▼

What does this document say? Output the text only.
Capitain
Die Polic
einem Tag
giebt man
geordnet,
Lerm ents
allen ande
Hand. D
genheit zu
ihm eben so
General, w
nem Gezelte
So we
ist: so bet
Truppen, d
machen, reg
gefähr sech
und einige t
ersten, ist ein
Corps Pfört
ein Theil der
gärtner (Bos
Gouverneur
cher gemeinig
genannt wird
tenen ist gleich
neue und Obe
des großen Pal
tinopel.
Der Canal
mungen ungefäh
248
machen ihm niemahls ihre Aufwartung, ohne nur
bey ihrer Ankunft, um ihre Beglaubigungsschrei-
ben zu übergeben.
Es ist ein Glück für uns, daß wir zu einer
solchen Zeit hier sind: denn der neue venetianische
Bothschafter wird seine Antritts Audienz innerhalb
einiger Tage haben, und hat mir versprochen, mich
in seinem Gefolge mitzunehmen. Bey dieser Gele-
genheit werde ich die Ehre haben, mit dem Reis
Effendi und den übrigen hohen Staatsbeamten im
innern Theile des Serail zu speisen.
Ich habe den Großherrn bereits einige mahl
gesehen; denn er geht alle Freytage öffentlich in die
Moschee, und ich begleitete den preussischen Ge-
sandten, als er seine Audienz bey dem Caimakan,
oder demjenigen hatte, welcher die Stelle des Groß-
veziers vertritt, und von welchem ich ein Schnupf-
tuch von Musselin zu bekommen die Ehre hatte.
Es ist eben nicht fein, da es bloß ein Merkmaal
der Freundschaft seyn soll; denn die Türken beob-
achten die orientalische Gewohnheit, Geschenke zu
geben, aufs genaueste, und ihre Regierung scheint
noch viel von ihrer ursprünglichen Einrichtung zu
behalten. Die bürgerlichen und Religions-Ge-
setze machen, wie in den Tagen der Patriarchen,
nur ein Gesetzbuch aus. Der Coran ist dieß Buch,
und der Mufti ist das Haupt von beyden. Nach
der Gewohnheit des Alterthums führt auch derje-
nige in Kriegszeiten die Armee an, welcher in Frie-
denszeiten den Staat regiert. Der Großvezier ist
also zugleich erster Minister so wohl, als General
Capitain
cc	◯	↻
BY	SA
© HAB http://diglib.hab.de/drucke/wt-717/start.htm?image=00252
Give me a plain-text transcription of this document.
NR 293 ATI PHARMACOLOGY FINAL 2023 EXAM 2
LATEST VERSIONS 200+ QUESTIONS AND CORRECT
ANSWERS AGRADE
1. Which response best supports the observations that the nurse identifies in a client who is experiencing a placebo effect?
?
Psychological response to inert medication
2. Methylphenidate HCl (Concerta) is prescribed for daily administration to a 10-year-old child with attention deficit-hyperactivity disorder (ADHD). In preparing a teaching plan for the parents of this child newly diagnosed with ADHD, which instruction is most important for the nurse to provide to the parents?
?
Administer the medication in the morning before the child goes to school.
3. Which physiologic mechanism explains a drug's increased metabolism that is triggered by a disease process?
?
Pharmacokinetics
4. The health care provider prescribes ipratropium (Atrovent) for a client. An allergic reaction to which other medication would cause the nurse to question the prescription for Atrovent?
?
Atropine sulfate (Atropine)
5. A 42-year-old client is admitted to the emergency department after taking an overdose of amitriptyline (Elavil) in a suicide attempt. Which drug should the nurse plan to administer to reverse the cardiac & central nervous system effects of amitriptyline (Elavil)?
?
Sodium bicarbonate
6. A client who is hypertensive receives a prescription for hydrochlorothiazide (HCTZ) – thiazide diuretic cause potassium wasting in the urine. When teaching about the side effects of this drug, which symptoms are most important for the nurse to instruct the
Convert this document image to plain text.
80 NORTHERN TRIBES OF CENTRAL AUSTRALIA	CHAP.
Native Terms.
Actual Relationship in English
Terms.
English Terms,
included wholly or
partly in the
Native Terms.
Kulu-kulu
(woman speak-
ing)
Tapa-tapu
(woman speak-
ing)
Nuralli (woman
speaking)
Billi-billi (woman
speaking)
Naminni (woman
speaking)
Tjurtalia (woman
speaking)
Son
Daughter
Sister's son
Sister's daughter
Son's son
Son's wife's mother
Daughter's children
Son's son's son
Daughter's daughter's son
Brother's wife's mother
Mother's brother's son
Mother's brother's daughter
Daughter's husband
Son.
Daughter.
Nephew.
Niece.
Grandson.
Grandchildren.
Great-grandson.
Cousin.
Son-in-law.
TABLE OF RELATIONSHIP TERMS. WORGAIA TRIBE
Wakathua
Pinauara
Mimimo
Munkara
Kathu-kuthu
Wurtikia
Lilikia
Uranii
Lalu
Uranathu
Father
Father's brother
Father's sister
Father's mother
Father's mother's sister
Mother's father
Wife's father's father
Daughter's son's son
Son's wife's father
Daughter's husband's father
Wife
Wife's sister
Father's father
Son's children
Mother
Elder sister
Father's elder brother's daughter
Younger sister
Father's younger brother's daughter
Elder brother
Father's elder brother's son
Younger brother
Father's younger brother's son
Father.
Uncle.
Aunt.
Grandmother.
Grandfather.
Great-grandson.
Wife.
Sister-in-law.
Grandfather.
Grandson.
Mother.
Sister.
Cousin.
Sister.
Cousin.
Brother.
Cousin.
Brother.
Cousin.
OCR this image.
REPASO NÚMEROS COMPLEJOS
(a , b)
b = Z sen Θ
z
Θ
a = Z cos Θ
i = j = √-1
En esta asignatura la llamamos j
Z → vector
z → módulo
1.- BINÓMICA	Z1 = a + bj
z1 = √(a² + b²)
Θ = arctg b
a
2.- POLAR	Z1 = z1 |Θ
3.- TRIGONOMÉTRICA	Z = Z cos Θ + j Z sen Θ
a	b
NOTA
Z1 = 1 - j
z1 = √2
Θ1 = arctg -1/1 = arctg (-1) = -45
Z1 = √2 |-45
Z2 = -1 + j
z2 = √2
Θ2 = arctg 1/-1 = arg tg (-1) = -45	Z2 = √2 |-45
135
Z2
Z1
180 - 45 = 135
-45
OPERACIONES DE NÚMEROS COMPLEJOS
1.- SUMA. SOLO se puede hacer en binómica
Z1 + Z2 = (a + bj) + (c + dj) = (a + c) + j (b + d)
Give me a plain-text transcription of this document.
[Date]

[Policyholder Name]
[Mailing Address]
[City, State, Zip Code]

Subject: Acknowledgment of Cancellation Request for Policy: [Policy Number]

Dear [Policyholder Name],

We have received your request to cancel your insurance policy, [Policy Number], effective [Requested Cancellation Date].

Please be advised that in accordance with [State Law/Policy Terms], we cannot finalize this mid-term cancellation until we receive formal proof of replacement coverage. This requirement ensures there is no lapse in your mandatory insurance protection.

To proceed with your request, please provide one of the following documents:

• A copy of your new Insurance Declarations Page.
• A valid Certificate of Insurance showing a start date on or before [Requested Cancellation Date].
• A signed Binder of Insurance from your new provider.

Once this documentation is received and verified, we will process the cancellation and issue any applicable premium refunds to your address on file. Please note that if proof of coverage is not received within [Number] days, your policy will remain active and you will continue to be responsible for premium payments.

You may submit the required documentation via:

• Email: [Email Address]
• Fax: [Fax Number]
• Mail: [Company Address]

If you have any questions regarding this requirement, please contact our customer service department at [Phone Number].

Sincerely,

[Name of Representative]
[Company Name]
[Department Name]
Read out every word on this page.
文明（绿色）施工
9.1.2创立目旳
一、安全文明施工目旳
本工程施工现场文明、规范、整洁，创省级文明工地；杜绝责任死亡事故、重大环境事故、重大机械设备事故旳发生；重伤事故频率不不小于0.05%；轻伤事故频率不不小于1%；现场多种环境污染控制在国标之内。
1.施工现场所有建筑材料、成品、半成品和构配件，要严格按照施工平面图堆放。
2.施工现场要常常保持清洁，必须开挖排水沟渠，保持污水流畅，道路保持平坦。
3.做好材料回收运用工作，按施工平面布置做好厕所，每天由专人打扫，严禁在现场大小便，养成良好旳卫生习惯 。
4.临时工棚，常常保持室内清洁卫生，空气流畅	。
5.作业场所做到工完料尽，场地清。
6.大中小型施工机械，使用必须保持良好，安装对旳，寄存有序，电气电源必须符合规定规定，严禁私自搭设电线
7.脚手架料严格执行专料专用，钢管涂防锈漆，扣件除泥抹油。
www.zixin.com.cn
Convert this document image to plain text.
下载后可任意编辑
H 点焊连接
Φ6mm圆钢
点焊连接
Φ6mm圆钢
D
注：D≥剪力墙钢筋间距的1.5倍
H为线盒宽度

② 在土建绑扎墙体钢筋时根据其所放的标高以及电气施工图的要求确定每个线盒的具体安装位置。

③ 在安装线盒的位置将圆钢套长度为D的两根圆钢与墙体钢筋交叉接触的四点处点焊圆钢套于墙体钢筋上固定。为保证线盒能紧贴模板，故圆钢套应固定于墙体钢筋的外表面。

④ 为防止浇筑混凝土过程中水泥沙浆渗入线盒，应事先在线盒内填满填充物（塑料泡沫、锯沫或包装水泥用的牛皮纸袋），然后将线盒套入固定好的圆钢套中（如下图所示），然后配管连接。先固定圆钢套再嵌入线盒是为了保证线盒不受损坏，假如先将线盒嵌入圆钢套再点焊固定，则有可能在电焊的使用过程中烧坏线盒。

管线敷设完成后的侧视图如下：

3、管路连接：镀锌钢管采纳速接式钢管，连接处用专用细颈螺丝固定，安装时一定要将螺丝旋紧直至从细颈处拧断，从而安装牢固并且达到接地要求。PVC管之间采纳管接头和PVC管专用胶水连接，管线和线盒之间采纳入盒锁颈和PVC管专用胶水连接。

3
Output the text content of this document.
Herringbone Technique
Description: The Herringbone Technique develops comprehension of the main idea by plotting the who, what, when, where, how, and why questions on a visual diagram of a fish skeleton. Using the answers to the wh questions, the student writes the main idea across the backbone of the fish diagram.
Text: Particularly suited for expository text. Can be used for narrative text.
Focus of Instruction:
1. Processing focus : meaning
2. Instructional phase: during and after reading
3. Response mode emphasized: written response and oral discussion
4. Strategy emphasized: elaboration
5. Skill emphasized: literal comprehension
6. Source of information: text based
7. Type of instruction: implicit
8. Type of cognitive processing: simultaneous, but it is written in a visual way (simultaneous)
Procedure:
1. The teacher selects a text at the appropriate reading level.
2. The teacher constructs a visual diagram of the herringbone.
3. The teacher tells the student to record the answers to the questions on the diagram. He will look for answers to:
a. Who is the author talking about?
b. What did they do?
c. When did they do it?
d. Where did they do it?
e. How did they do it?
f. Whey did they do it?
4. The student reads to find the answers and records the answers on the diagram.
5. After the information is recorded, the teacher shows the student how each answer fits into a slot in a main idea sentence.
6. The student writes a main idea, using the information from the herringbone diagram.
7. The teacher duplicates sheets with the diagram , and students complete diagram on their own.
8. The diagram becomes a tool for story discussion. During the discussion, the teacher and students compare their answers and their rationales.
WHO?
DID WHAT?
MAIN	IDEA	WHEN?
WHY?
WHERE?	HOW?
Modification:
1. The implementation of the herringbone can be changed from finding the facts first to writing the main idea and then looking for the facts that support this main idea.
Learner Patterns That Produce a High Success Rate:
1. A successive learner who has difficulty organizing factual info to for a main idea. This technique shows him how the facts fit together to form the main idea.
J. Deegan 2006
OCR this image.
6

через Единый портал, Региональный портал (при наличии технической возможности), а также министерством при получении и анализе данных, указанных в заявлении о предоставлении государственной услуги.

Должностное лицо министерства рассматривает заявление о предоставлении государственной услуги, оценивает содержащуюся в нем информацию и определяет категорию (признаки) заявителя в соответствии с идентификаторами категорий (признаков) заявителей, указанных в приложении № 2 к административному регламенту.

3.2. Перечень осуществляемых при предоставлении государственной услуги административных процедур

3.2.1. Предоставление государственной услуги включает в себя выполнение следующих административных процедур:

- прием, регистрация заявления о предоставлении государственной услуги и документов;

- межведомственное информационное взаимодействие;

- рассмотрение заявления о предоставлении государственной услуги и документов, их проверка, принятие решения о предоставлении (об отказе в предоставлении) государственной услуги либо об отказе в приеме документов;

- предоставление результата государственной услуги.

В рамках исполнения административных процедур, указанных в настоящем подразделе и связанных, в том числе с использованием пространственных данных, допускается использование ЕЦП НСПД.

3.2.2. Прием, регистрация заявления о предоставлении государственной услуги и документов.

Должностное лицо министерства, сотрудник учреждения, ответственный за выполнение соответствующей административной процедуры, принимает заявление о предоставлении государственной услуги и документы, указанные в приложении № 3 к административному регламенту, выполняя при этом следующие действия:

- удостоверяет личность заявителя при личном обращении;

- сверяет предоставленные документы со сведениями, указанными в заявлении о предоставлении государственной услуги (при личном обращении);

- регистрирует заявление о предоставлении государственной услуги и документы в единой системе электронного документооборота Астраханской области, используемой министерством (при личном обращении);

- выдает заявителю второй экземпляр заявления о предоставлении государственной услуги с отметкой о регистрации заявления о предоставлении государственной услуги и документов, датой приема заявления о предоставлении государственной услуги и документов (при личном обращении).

▲

WHAT YOU SHOULD DO: Find every line in the records above that contains the word "from", and copy each one.

OUTPUT FOR THIS EXERCISE:
• A signed Binder of Insurance from your new provider.
6. The student writes a main idea, using the information from the herringbone diagram.
1. The implementation of the herringbone can be changed from finding the facts first to writing the main idea and then looking for the facts that support this main idea.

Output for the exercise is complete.